SUPPLIED DATA ::
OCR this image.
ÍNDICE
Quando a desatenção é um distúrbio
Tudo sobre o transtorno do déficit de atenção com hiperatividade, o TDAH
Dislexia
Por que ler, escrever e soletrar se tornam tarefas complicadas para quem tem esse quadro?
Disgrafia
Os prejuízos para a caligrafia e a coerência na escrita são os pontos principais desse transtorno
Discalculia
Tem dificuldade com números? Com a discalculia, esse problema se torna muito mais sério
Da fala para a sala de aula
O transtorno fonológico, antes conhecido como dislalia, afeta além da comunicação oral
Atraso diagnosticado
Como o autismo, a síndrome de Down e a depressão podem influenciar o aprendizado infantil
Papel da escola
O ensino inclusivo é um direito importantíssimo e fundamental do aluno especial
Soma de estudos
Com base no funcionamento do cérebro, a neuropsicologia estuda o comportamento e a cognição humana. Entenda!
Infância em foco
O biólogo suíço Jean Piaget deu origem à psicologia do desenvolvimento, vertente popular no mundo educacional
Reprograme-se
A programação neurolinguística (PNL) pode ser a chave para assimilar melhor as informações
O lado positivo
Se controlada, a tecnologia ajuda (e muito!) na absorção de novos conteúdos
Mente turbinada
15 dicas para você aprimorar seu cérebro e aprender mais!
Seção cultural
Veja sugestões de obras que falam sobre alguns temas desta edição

PROBLEM TO WORK ON :: Repeat the listing exactly, from its first line to its last.

ANSWER TO THE PROBLEM ::
OCR this image.
ÍNDICE
Quando a desatenção é um distúrbio
Tudo sobre o transtorno do déficit de atenção com hiperatividade, o TDAH
Dislexia
Por que ler, escrever e soletrar se tornam tarefas complicadas para quem tem esse quadro?
Disgrafia
Os prejuízos para a caligrafia e a coerência na escrita são os pontos principais desse transtorno
Discalculia
Tem dificuldade com números? Com a discalculia, esse problema se torna muito mais sério
Da fala para a sala de aula
O transtorno fonológico, antes conhecido como dislalia, afeta além da comunicação oral
Atraso diagnosticado
Como o autismo, a síndrome de Down e a depressão podem influenciar o aprendizado infantil
Papel da escola
O ensino inclusivo é um direito importantíssimo e fundamental do aluno especial
Soma de estudos
Com base no funcionamento do cérebro, a neuropsicologia estuda o comportamento e a cognição humana. Entenda!
Infância em foco
O biólogo suíço Jean Piaget deu origem à psicologia do desenvolvimento, vertente popular no mundo educacional
Reprograme-se
A programação neurolinguística (PNL) pode ser a chave para assimilar melhor as informações
O lado positivo
Se controlada, a tecnologia ajuda (e muito!) na absorção de novos conteúdos
Mente turbinada
15 dicas para você aprimorar seu cérebro e aprender mais!
Seção cultural
Veja sugestões de obras que falam sobre alguns temas desta edição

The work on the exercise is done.